▸ Direction A: Quote the passage on Orthodox worship word for word, starting with "In the dark" and going on through "turned in vain.".
▸ Direction B: Continue the passage on Orthodox worship from the point where it stops.

▸ Source extract:
TEXT 6

Doctrine and worship

Orthodoxy sees man above all else as a liturgical creature who is most truly himself when he glorifies God, and who finds his perfection and self-fulfilment in worship. Into the Holy Liturgy which expresses their faith, the Orthodox peoples have poured their whole religious experience. It is the Liturgy which has inspired their best poetry, art, and music. Among Orthodox, the Liturgy has never become the preserve of the learned and the clergy, as it tended to be in the medieval west, but it has remained popular — the common possession of the whole Christian people: ‘The normal Orthodox lay worshipper, through familiarity from earliest childhood, is entirely at home in church, thoroughly conversant with the audible parts of the Holy Liturgy, and takes part with unconscious and unstudied ease in the action of the rite, to an extent only shared in by the hyper-devout and ecclesiastically minded in the west’ (Austin Oakley, The Orthodox Liturgy, London, 1958, p. 12).

In the dark days of their history — under the Mongols, the Turks, or the communists — it is to the Holy Liturgy that the Orthodox peoples have always turned for inspiration and new hope; nor have they turned in vain.

The outward setting of the services: Priest and people

The basic pattern of services is the same in the Orthodox as in the Roman Catholic Church: there is, first, the Holy Liturgy (the Eucharist or Mass); secondly, the Divine Office (i.e. the two chief offices of Matins and Vespers, together with the six ‘Lesser Hours’ of Nocturns, Prime, Terce, Sext, None, and Compline) (In the Roman rite Nocturns is a part of Matins, but in the Byzantine rite Nocturns is a separate service. Byzantine Matins is equivalent to Matins and Lauds in the Roman rite); and thirdly, the Occasional Offices — i.e. services intended for special occasions, such as Baptism, Marriage, Monastic Profession, Royal Coronation, Consecration of a Church, Burial of the Dead. (In addition to these, the Orthodox Church makes use of a great variety of lesser blessings).

The Divine Office is recited daily in monasteries, large and small, and in some cathedrals; also in a number of town parishes in Russia. But in an ordinary Orthodox parish church it is sung only at week-ends and on feasts. Greek churches hold Vespers on Saturday night, and Matins on Sunday morning before the Liturgy; in Russian parishes Matins is usually ‘anticipated’ and sung immediately after Vespers on Saturday night, so that Vespers and Matins, followed by Prime, together constitute what is termed the ‘Vigil Service’ or the ‘All-Night Vigil.’ Thus while western Christians, if they worship in the evening, tend to do so on Sundays, Orthodox Christians worship on the evening of Saturdays.

▸ Dataset excerpt:
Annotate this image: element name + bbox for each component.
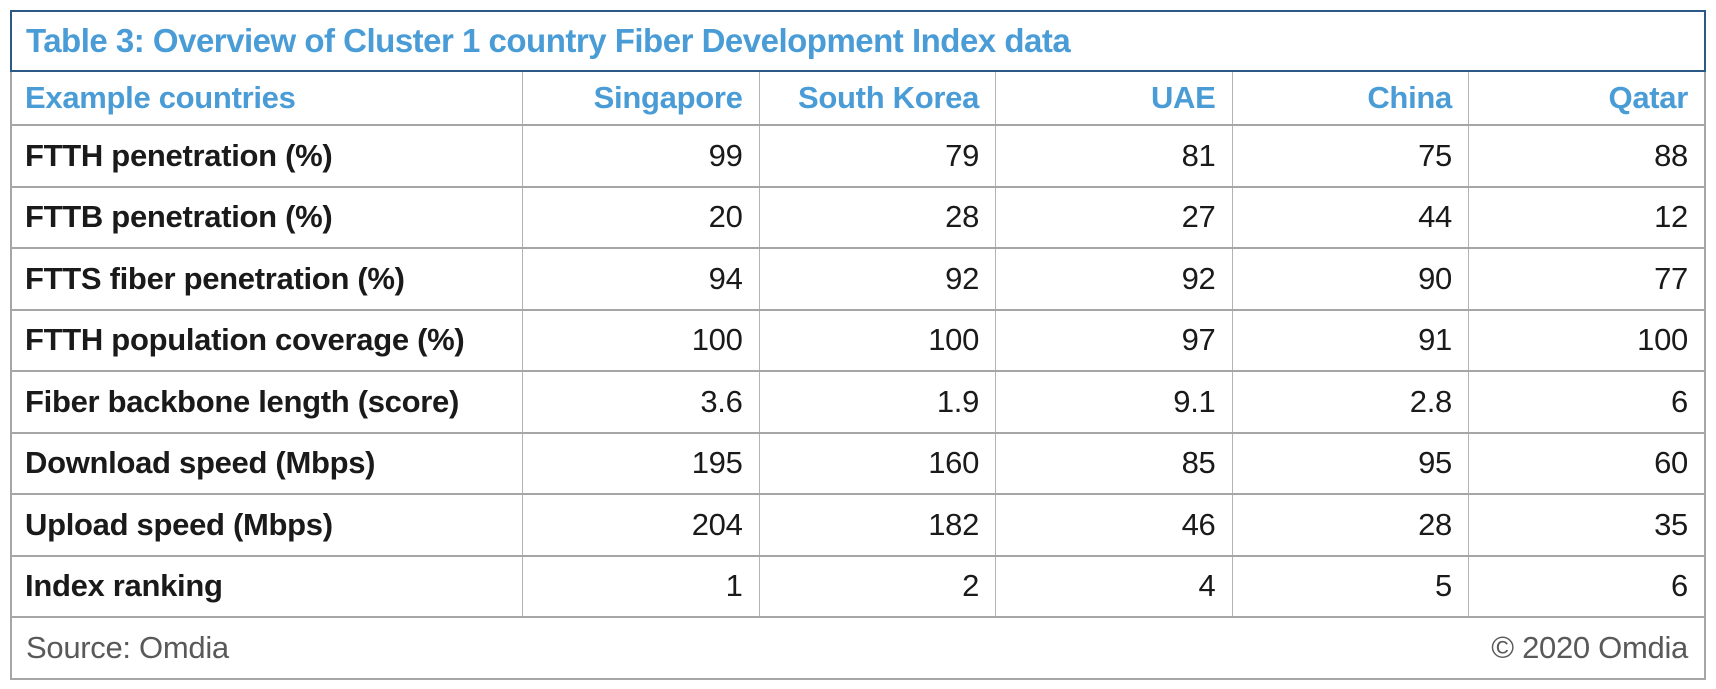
table-cell: 88 (1467, 124, 1706, 188)
table-cell: 100 (1467, 308, 1706, 372)
row-label: Index ranking (10, 554, 524, 618)
table-row-download-speed: Download speed (Mbps) 195 160 85 95 60 (10, 431, 1706, 495)
table-cell: 94 (522, 247, 760, 311)
table-row-ftts-fiber-penetration: FTTS fiber penetration (%) 94 92 92 90 7… (10, 247, 1706, 311)
table-cell: 5 (1231, 554, 1469, 618)
copyright-text: © 2020 Omdia (1491, 630, 1688, 665)
table-cell: 195 (522, 431, 760, 495)
column-header-singapore: Singapore (522, 72, 760, 126)
table-cell: 99 (522, 124, 760, 188)
table-footer: Source: Omdia © 2020 Omdia (10, 618, 1706, 680)
table-cell: 95 (1231, 431, 1469, 495)
table-cell: 85 (995, 431, 1233, 495)
table-cell: 182 (758, 493, 997, 557)
table-cell: 75 (1231, 124, 1469, 188)
table-cell: 44 (1231, 185, 1469, 249)
header-row: Example countries Singapore South Korea … (10, 72, 1706, 126)
table-cell: 1.9 (758, 370, 997, 434)
table-cell: 6 (1467, 554, 1706, 618)
table-cell: 97 (995, 308, 1233, 372)
table-row-ftth-population-coverage: FTTH population coverage (%) 100 100 97 … (10, 308, 1706, 372)
column-header-china: China (1231, 72, 1469, 126)
row-label: Fiber backbone length (score) (10, 370, 524, 434)
column-header-uae: UAE (995, 72, 1233, 126)
column-header-qatar: Qatar (1467, 72, 1706, 126)
table-cell: 60 (1467, 431, 1706, 495)
row-label: FTTH penetration (%) (10, 124, 524, 188)
row-label: Upload speed (Mbps) (10, 493, 524, 557)
table-cell: 100 (758, 308, 997, 372)
table-row-upload-speed: Upload speed (Mbps) 204 182 46 28 35 (10, 493, 1706, 557)
table-cell: 35 (1467, 493, 1706, 557)
table-title: Table 3: Overview of Cluster 1 country F… (26, 22, 1071, 59)
table-cell: 92 (995, 247, 1233, 311)
table-cell: 3.6 (522, 370, 760, 434)
table-cell: 77 (1467, 247, 1706, 311)
table-cell: 46 (995, 493, 1233, 557)
table-cell: 91 (1231, 308, 1469, 372)
table-row-index-ranking: Index ranking 1 2 4 5 6 (10, 554, 1706, 618)
table-cell: 100 (522, 308, 760, 372)
table-cell: 27 (995, 185, 1233, 249)
table-cell: 1 (522, 554, 760, 618)
row-label: FTTH population coverage (%) (10, 308, 524, 372)
table-cell: 2 (758, 554, 997, 618)
table-cell: 20 (522, 185, 760, 249)
fdi-table: Table 3: Overview of Cluster 1 country F… (10, 10, 1706, 680)
table-cell: 79 (758, 124, 997, 188)
table-row-fttb-penetration: FTTB penetration (%) 20 28 27 44 12 (10, 185, 1706, 249)
row-label: Download speed (Mbps) (10, 431, 524, 495)
table-row-ftth-penetration: FTTH penetration (%) 99 79 81 75 88 (10, 124, 1706, 188)
source-text: Source: Omdia (26, 630, 229, 665)
table-cell: 204 (522, 493, 760, 557)
table-cell: 92 (758, 247, 997, 311)
table-cell: 160 (758, 431, 997, 495)
row-label: FTTB penetration (%) (10, 185, 524, 249)
data-table: Example countries Singapore South Korea … (10, 72, 1706, 618)
table-cell: 2.8 (1231, 370, 1469, 434)
row-label: FTTS fiber penetration (%) (10, 247, 524, 311)
table-cell: 4 (995, 554, 1233, 618)
column-header-south-korea: South Korea (758, 72, 997, 126)
table-row-fiber-backbone-length: Fiber backbone length (score) 3.6 1.9 9.… (10, 370, 1706, 434)
table-cell: 12 (1467, 185, 1706, 249)
table-cell: 81 (995, 124, 1233, 188)
table-cell: 28 (1231, 493, 1469, 557)
table-title-bar: Table 3: Overview of Cluster 1 country F… (10, 10, 1706, 72)
table-cell: 90 (1231, 247, 1469, 311)
table-cell: 9.1 (995, 370, 1233, 434)
table-cell: 6 (1467, 370, 1706, 434)
column-header-example-countries: Example countries (10, 72, 524, 126)
table-cell: 28 (758, 185, 997, 249)
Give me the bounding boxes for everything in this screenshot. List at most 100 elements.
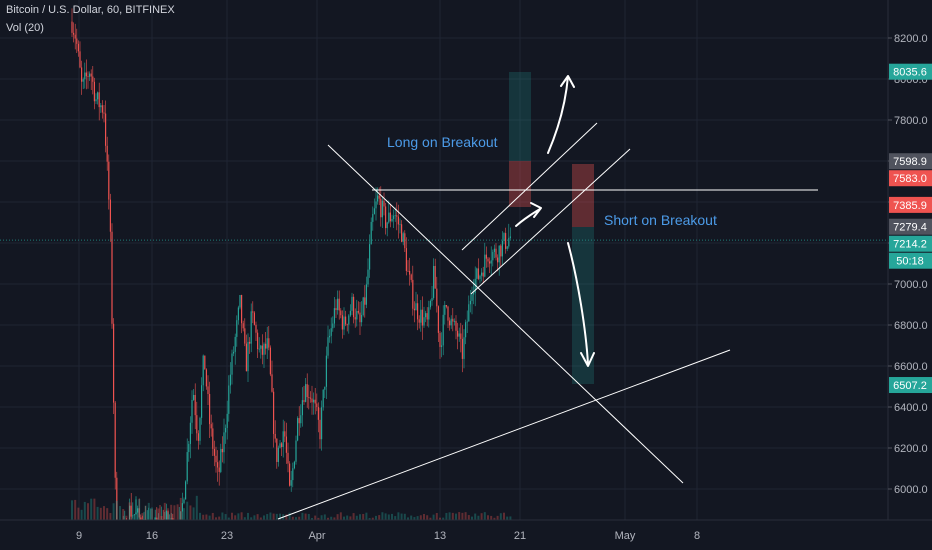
candle-body	[393, 215, 395, 219]
candle-body	[401, 224, 403, 242]
candle-body	[361, 314, 363, 323]
price-badge	[889, 170, 932, 187]
candle-body	[453, 320, 455, 322]
candle-body	[220, 448, 222, 472]
candle-body	[234, 336, 236, 352]
candle-body	[213, 448, 215, 456]
y-tick-label: 6000.0	[894, 484, 928, 496]
candle-body	[196, 415, 198, 434]
candle-body	[357, 311, 359, 313]
price-badge-label: 7385.9	[893, 200, 927, 212]
volume-bar	[199, 512, 201, 520]
candle-body	[202, 355, 204, 386]
price-badge	[889, 196, 932, 213]
volume-bar	[499, 513, 502, 520]
candle-body	[229, 374, 231, 386]
price-badge	[889, 153, 932, 170]
volume-bar	[477, 515, 480, 520]
channel-lower-line	[470, 148, 631, 295]
volume-bar	[365, 512, 368, 520]
candle-body	[473, 292, 475, 295]
candle-body	[268, 338, 270, 348]
candle-body	[359, 312, 361, 323]
candle-body	[458, 333, 460, 337]
volume-bar	[80, 509, 83, 520]
volume-bar	[451, 512, 454, 520]
candle-body	[353, 296, 355, 318]
channel-up-arrow	[515, 202, 542, 227]
volume-bar	[259, 517, 262, 520]
candle-body	[341, 315, 343, 330]
volume-bar	[151, 507, 153, 520]
candle-body	[180, 511, 182, 521]
volume-bar	[394, 516, 397, 520]
volume-bar	[458, 512, 461, 520]
candle-body	[327, 337, 329, 356]
volume-bar	[419, 515, 422, 520]
candle-body	[386, 222, 388, 229]
candle-body	[373, 208, 375, 214]
candle-body	[92, 76, 94, 82]
volume-bar	[141, 513, 144, 520]
candle-body	[263, 343, 265, 355]
candle-body	[273, 391, 275, 434]
volume-bar	[144, 505, 147, 520]
annotation-label: Short on Breakout	[604, 212, 717, 228]
volume-bar	[295, 517, 297, 520]
candle-body	[484, 254, 486, 277]
candle-body	[237, 307, 239, 321]
volume-bar	[87, 503, 89, 520]
long-breakout-arrow	[547, 75, 575, 154]
candle-body	[385, 206, 387, 229]
candle-body	[349, 310, 351, 316]
price-badge	[889, 235, 932, 252]
candle-body	[194, 394, 196, 416]
candle-body	[71, 21, 73, 33]
volume-bar	[371, 517, 374, 520]
x-tick-label: 21	[514, 530, 526, 542]
volume-bar	[90, 498, 93, 520]
candle-body	[372, 213, 374, 222]
volume-bar	[378, 515, 381, 520]
volume-bar	[336, 514, 339, 520]
candle-body	[189, 422, 191, 444]
volume-bar	[349, 516, 352, 520]
candle-body	[97, 92, 99, 100]
candle-body	[215, 455, 217, 463]
volume-bar	[304, 513, 307, 520]
ascending-support-line	[277, 349, 731, 520]
candle-body	[298, 418, 300, 424]
volume-bar	[176, 504, 179, 520]
candle-body	[276, 438, 278, 462]
volume-bar	[221, 512, 224, 520]
channel-upper-line	[461, 122, 598, 251]
candle-body	[249, 341, 251, 344]
candle-body	[433, 265, 435, 298]
candle-body	[434, 265, 436, 289]
candle-body	[226, 413, 228, 428]
volume-bar	[160, 516, 163, 520]
volume-bar	[218, 516, 221, 520]
candle-body	[497, 257, 499, 263]
candle-body	[468, 304, 470, 322]
volume-indicator-label: Vol (20)	[6, 22, 44, 34]
volume-bar	[355, 515, 358, 520]
candle-body	[257, 332, 259, 350]
volume-bar	[314, 515, 317, 520]
candle-body	[370, 221, 372, 245]
candle-body	[245, 343, 247, 372]
candle-body	[423, 317, 425, 326]
volume-bar	[208, 515, 211, 520]
short-stop-zone	[572, 164, 594, 227]
volume-bar	[115, 500, 118, 520]
candle-body	[111, 231, 113, 324]
candle-body	[455, 320, 457, 331]
candle-body	[356, 311, 358, 320]
price-badge	[889, 252, 932, 269]
x-tick-label: May	[615, 530, 636, 542]
volume-bar	[250, 517, 253, 520]
volume-bar	[154, 517, 157, 520]
candle-body	[132, 515, 134, 517]
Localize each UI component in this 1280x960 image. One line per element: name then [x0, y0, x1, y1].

▸ Right answer A:
In the dark days of their history — under the Mongols, the Turks, or the communists — it is to the Holy Liturgy that the Orthodox peoples have always turned for inspiration and new hope; nor have they turned in vain.

▸ Right answer B:
In its services the Orthodox Church uses the language of the people: Arabic at Antioch, Finnish at Helsinki, Japanese at Tokyo, English (when required) at New York. One of the first tasks of Orthodox missionaries — from Cyril and Methodius in the ninth century, to Innocent Veniaminov and Nicholas Kassatkin in the nineteenth — has always been to translate the service books into native tongues. In practice, however, there are partial exceptions to this general principle of using the vernacular: the Greek-speaking Churches employ, not modern Greek, but the Greek of New Testament and Byzantine times, while the Russian Church still uses the ninth-century translations in Church Slavonic. Yet in both cases the difference between the liturgical language and the contemporary vernacular is not so great as to make the service unintelligible to the congregation. In 1906 many Russian bishops in fact recommended that Church Slavonic be replaced more or less generally by modern Russian, but the Bolshevik Revolution occurred before this scheme could be carried into effect.

In the Orthodox Church today, as in the early Church, all services are sung or chanted. There is no Orthodox equivalent to the Roman ‘Low Mass’ or to the Anglican ‘Said Celebration.’ At every Liturgy, as at every Matins and Vespers, incense is used and the service is sung, even though there may be no choir or congregation, but the priest and a single reader alone. In their Church music the Greek-speaking Orthodox continue to use the ancient Byzantine plain-chant, with its eight ‘tones.’ This plain-chant the Byzantine missionaries took with them into the Slavonic lands, but over the centuries it has become extensively modified, and the various Slavonic Churches have each developed their own style and tradition of ecclesiastical music. Of these traditions the Russian is the best known and the most immediately attractive to western ears; many consider Russian Church music the finest in all Christendom, and alike in the Soviet Union and in the emigration there are justly celebrated Russian choirs. Until very recent times all singing in Orthodox churches was usually done by the choir; today, a small but increasing number of parishes in Greece, Russia, Romania, and the Diaspora are beginning to revive congregational singing — if not throughout the service, then at any rate at special moments such as the Creed and the Lord’s Prayer.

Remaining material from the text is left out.